> _Description of the task_: Omit images. Retype all entries verbatim.

(Items listed in a dataset)
* START *

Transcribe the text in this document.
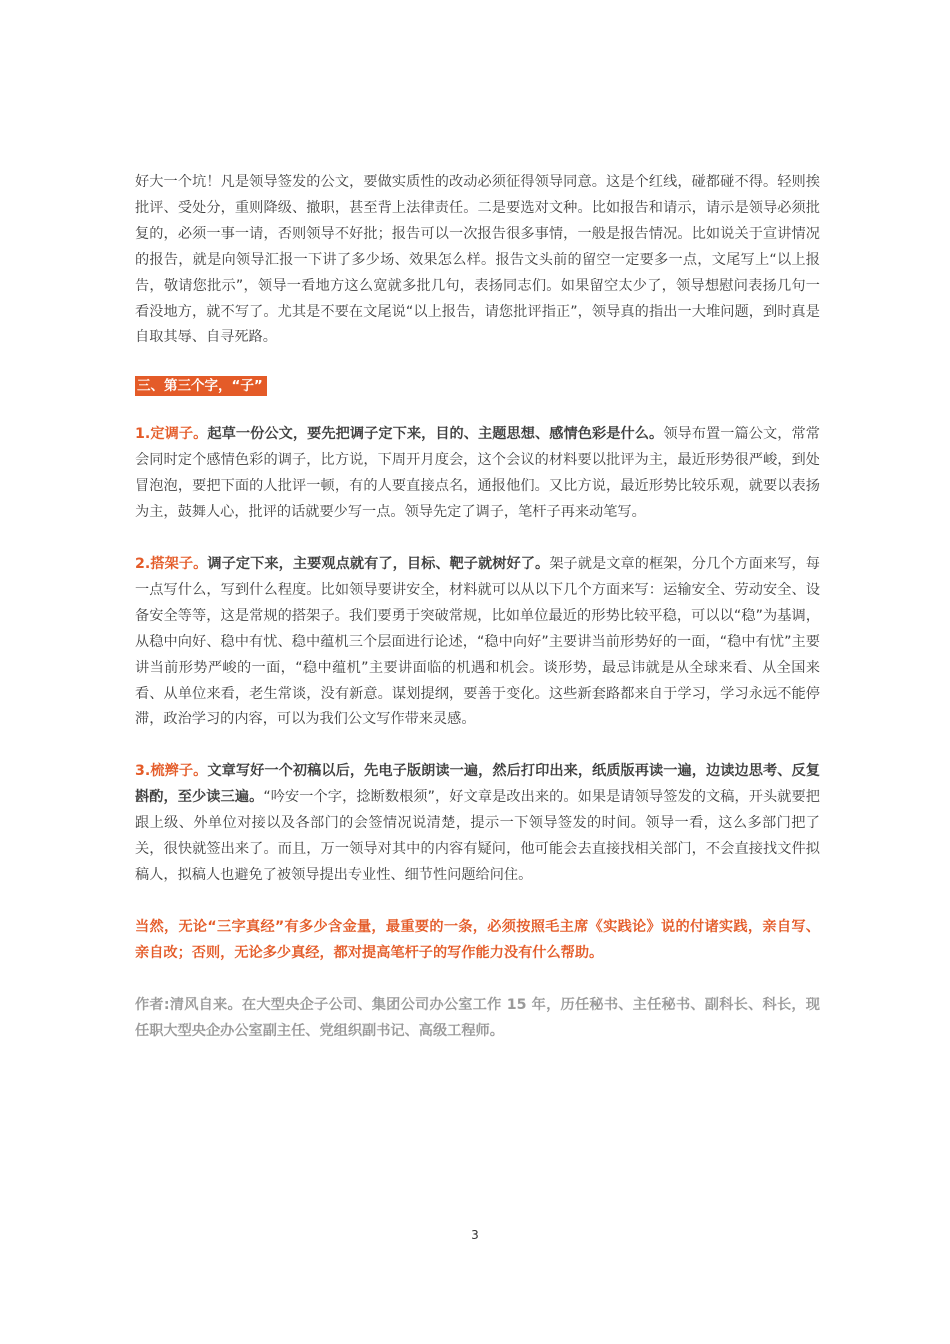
好大一个坑！凡是领导签发的公文，要做实质性的改动必须征得领导同意。这是个红线，碰都碰不得。轻则挨批评、受处分，重则降级、撤职，甚至背上法律责任。二是要选对文种。比如报告和请示，请示是领导必须批复的，必须一事一请，否则领导不好批；报告可以一次报告很多事情，一般是报告情况。比如说关于宣讲情况的报告，就是向领导汇报一下讲了多少场、效果怎么样。报告文头前的留空一定要多一点，文尾写上“以上报告，敬请您批示”，领导一看地方这么宽就多批几句，表扬同志们。如果留空太少了，领导想慰问表扬几句一看没地方，就不写了。尤其是不要在文尾说“以上报告，请您批评指正”，领导真的指出一大堆问题，到时真是自取其辱、自寻死路。

三、第三个字，“子”

1.定调子。起草一份公文，要先把调子定下来，目的、主题思想、感情色彩是什么。领导布置一篇公文，常常会同时定个感情色彩的调子，比方说，下周开月度会，这个会议的材料要以批评为主，最近形势很严峻，到处冒泡泡，要把下面的人批评一顿，有的人要直接点名，通报他们。又比方说，最近形势比较乐观，就要以表扬为主，鼓舞人心，批评的话就要少写一点。领导先定了调子，笔杆子再来动笔写。

2.搭架子。调子定下来，主要观点就有了，目标、靶子就树好了。架子就是文章的框架，分几个方面来写，每一点写什么，写到什么程度。比如领导要讲安全，材料就可以从以下几个方面来写：运输安全、劳动安全、设备安全等等，这是常规的搭架子。我们要勇于突破常规，比如单位最近的形势比较平稳，可以以“稳”为基调，从稳中向好、稳中有忧、稳中蕴机三个层面进行论述，“稳中向好”主要讲当前形势好的一面，“稳中有忧”主要讲当前形势严峻的一面，“稳中蕴机”主要讲面临的机遇和机会。谈形势，最忌讳就是从全球来看、从全国来看、从单位来看，老生常谈，没有新意。谋划提纲，要善于变化。这些新套路都来自于学习，学习永远不能停滞，政治学习的内容，可以为我们公文写作带来灵感。

3.梳辫子。文章写好一个初稿以后，先电子版朗读一遍，然后打印出来，纸质版再读一遍，边读边思考、反复斟酌，至少读三遍。“吟安一个字，捻断数根须”，好文章是改出来的。如果是请领导签发的文稿，开头就要把跟上级、外单位对接以及各部门的会签情况说清楚，提示一下领导签发的时间。领导一看，这么多部门把了关，很快就签出来了。而且，万一领导对其中的内容有疑问，他可能会去直接找相关部门，不会直接找文件拟稿人，拟稿人也避免了被领导提出专业性、细节性问题给问住。

当然，无论“三字真经”有多少含金量，最重要的一条，必须按照毛主席《实践论》说的付诸实践，亲自写、亲自改；否则，无论多少真经，都对提高笔杆子的写作能力没有什么帮助。

作者:清风自来。在大型央企子公司、集团公司办公室工作 15 年，历任秘书、主任秘书、副科长、科长，现任职大型央企办公室副主任、党组织副书记、高级工程师。

3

* END *

> _Response for this exercise_:
Transcribe the text in this document.
好大一个坑！凡是领导签发的公文，要做实质性的改动必须征得领导同意。这是个红线，碰都碰不得。轻则挨批评、受处分，重则降级、撤职，甚至背上法律责任。二是要选对文种。比如报告和请示，请示是领导必须批复的，必须一事一请，否则领导不好批；报告可以一次报告很多事情，一般是报告情况。比如说关于宣讲情况的报告，就是向领导汇报一下讲了多少场、效果怎么样。报告文头前的留空一定要多一点，文尾写上“以上报告，敬请您批示”，领导一看地方这么宽就多批几句，表扬同志们。如果留空太少了，领导想慰问表扬几句一看没地方，就不写了。尤其是不要在文尾说“以上报告，请您批评指正”，领导真的指出一大堆问题，到时真是自取其辱、自寻死路。

三、第三个字，“子”

1.定调子。起草一份公文，要先把调子定下来，目的、主题思想、感情色彩是什么。领导布置一篇公文，常常会同时定个感情色彩的调子，比方说，下周开月度会，这个会议的材料要以批评为主，最近形势很严峻，到处冒泡泡，要把下面的人批评一顿，有的人要直接点名，通报他们。又比方说，最近形势比较乐观，就要以表扬为主，鼓舞人心，批评的话就要少写一点。领导先定了调子，笔杆子再来动笔写。

2.搭架子。调子定下来，主要观点就有了，目标、靶子就树好了。架子就是文章的框架，分几个方面来写，每一点写什么，写到什么程度。比如领导要讲安全，材料就可以从以下几个方面来写：运输安全、劳动安全、设备安全等等，这是常规的搭架子。我们要勇于突破常规，比如单位最近的形势比较平稳，可以以“稳”为基调，从稳中向好、稳中有忧、稳中蕴机三个层面进行论述，“稳中向好”主要讲当前形势好的一面，“稳中有忧”主要讲当前形势严峻的一面，“稳中蕴机”主要讲面临的机遇和机会。谈形势，最忌讳就是从全球来看、从全国来看、从单位来看，老生常谈，没有新意。谋划提纲，要善于变化。这些新套路都来自于学习，学习永远不能停滞，政治学习的内容，可以为我们公文写作带来灵感。

3.梳辫子。文章写好一个初稿以后，先电子版朗读一遍，然后打印出来，纸质版再读一遍，边读边思考、反复斟酌，至少读三遍。“吟安一个字，捻断数根须”，好文章是改出来的。如果是请领导签发的文稿，开头就要把跟上级、外单位对接以及各部门的会签情况说清楚，提示一下领导签发的时间。领导一看，这么多部门把了关，很快就签出来了。而且，万一领导对其中的内容有疑问，他可能会去直接找相关部门，不会直接找文件拟稿人，拟稿人也避免了被领导提出专业性、细节性问题给问住。

当然，无论“三字真经”有多少含金量，最重要的一条，必须按照毛主席《实践论》说的付诸实践，亲自写、亲自改；否则，无论多少真经，都对提高笔杆子的写作能力没有什么帮助。

作者:清风自来。在大型央企子公司、集团公司办公室工作 15 年，历任秘书、主任秘书、副科长、科长，现任职大型央企办公室副主任、党组织副书记、高级工程师。

3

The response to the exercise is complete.